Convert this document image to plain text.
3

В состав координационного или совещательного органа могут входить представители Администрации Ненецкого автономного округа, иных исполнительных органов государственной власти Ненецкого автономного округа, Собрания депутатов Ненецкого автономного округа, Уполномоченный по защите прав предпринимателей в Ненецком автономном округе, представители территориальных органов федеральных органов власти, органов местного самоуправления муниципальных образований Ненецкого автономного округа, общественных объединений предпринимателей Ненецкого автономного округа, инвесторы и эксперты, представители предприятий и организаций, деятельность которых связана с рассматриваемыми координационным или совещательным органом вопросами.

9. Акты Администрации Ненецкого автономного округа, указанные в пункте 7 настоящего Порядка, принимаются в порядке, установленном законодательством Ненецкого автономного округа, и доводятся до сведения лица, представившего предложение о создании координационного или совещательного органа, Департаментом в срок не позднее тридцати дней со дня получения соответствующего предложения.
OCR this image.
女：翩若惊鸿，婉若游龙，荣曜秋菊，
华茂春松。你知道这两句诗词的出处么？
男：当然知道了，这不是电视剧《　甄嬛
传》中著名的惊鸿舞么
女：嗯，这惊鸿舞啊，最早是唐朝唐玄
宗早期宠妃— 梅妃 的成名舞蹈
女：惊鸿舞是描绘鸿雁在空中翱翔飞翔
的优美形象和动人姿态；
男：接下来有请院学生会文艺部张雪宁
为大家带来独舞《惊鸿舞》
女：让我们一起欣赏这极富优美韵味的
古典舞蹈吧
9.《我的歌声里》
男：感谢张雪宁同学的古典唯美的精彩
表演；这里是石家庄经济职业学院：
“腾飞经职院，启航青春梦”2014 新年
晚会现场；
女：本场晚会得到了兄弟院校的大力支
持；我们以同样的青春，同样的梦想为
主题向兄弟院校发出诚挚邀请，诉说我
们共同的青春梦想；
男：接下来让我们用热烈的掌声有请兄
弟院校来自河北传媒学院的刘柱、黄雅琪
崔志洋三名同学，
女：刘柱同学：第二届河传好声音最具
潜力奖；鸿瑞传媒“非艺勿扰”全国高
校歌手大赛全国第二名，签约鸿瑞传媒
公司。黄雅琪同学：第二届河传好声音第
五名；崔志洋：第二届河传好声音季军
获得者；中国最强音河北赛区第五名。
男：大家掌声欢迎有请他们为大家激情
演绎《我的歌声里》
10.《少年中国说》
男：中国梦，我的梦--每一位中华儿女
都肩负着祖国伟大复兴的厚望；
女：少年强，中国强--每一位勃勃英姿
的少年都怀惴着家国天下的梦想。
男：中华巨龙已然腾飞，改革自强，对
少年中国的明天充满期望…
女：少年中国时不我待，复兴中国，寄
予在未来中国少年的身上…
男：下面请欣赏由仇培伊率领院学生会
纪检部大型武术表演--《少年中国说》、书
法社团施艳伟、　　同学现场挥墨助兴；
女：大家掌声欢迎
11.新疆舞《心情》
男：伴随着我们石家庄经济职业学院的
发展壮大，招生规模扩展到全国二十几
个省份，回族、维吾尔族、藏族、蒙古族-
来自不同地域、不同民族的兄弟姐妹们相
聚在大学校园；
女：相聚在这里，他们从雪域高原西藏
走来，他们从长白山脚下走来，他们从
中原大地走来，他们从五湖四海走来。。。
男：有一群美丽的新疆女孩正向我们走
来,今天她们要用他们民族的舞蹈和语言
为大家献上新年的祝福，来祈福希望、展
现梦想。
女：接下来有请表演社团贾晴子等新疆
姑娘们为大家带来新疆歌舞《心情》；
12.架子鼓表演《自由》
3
┄┄┄┄┄┄┄┄┄┄
### Description of the task
Exact repetition is required for the lines from the one that contains "OCR this image." through the final line; leave out everything else.

### Task response
OCR this image.
女：翩若惊鸿，婉若游龙，荣曜秋菊，
华茂春松。你知道这两句诗词的出处么？
男：当然知道了，这不是电视剧《　甄嬛
传》中著名的惊鸿舞么
女：嗯，这惊鸿舞啊，最早是唐朝唐玄
宗早期宠妃— 梅妃 的成名舞蹈
女：惊鸿舞是描绘鸿雁在空中翱翔飞翔
的优美形象和动人姿态；
男：接下来有请院学生会文艺部张雪宁
为大家带来独舞《惊鸿舞》
女：让我们一起欣赏这极富优美韵味的
古典舞蹈吧
9.《我的歌声里》
男：感谢张雪宁同学的古典唯美的精彩
表演；这里是石家庄经济职业学院：
“腾飞经职院，启航青春梦”2014 新年
晚会现场；
女：本场晚会得到了兄弟院校的大力支
持；我们以同样的青春，同样的梦想为
主题向兄弟院校发出诚挚邀请，诉说我
们共同的青春梦想；
男：接下来让我们用热烈的掌声有请兄
弟院校来自河北传媒学院的刘柱、黄雅琪
崔志洋三名同学，
女：刘柱同学：第二届河传好声音最具
潜力奖；鸿瑞传媒“非艺勿扰”全国高
校歌手大赛全国第二名，签约鸿瑞传媒
公司。黄雅琪同学：第二届河传好声音第
五名；崔志洋：第二届河传好声音季军
获得者；中国最强音河北赛区第五名。
男：大家掌声欢迎有请他们为大家激情
演绎《我的歌声里》
10.《少年中国说》
男：中国梦，我的梦--每一位中华儿女
都肩负着祖国伟大复兴的厚望；
女：少年强，中国强--每一位勃勃英姿
的少年都怀惴着家国天下的梦想。
男：中华巨龙已然腾飞，改革自强，对
少年中国的明天充满期望…
女：少年中国时不我待，复兴中国，寄
予在未来中国少年的身上…
男：下面请欣赏由仇培伊率领院学生会
纪检部大型武术表演--《少年中国说》、书
法社团施艳伟、　　同学现场挥墨助兴；
女：大家掌声欢迎
11.新疆舞《心情》
男：伴随着我们石家庄经济职业学院的
发展壮大，招生规模扩展到全国二十几
个省份，回族、维吾尔族、藏族、蒙古族-
来自不同地域、不同民族的兄弟姐妹们相
聚在大学校园；
女：相聚在这里，他们从雪域高原西藏
走来，他们从长白山脚下走来，他们从
中原大地走来，他们从五湖四海走来。。。
男：有一群美丽的新疆女孩正向我们走
来,今天她们要用他们民族的舞蹈和语言
为大家献上新年的祝福，来祈福希望、展
现梦想。
女：接下来有请表演社团贾晴子等新疆
姑娘们为大家带来新疆歌舞《心情》；
12.架子鼓表演《自由》
3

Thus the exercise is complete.